---- DATA SHOWN
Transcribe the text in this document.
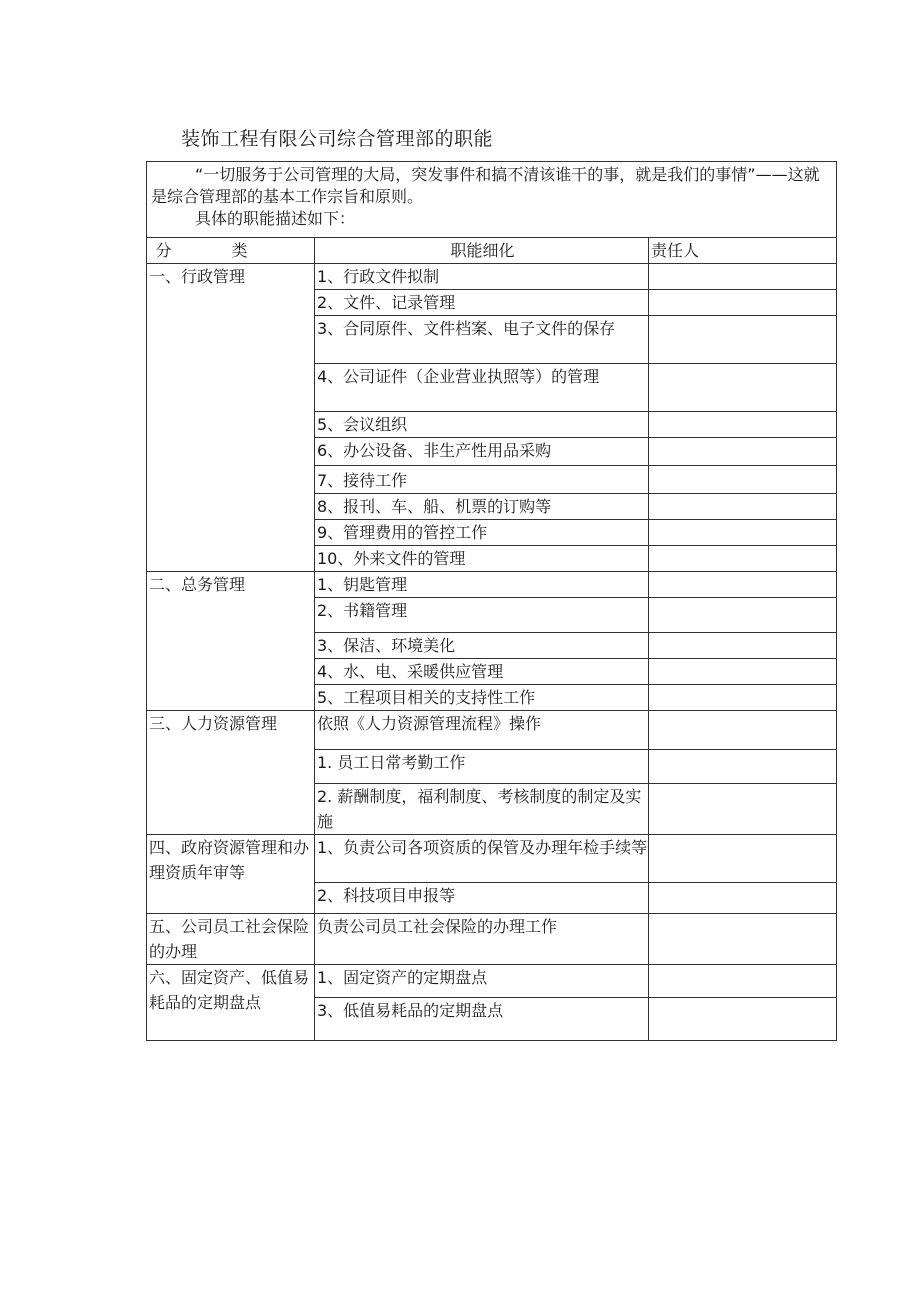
装饰工程有限公司综合管理部的职能

“一切服务于公司管理的大局，突发事件和搞不清该谁干的事，就是我们的事情”——这就是综合管理部的基本工作宗旨和原则。

具体的职能描述如下：		

分类	职能细化	责任人
一、行政管理	1、行政文件拟制	
	2、文件、记录管理	
	3、合同原件、文件档案、电子文件的保存	
	4、公司证件（企业营业执照等）的管理	
	5、会议组织	
	6、办公设备、非生产性用品采购	
	7、接待工作	
	8、报刊、车、船、机票的订购等	
	9、管理费用的管控工作	
	10、外来文件的管理	
二、总务管理	1、钥匙管理	
	2、书籍管理	
	3、保洁、环境美化	
	4、水、电、采暖供应管理	
	5、工程项目相关的支持性工作	
三、人力资源管理	依照《人力资源管理流程》操作	
	1. 员工日常考勤工作	
	2. 薪酬制度，福利制度、考核制度的制定及实施	
四、政府资源管理和办理资质年审等	1、负责公司各项资质的保管及办理年检手续等	
	2、科技项目申报等	
五、公司员工社会保险的办理	负责公司员工社会保险的办理工作	
六、固定资产、低值易耗品的定期盘点	1、固定资产的定期盘点	
	3、低值易耗品的定期盘点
--------
WHAT YOU ARE ASKED TO DO: List the lines that contain the word "低值易耗品的定期盘点".

SOLUTION FOR THIS TASK:
六、固定资产、低值易耗品的定期盘点	1、固定资产的定期盘点	
	3、低值易耗品的定期盘点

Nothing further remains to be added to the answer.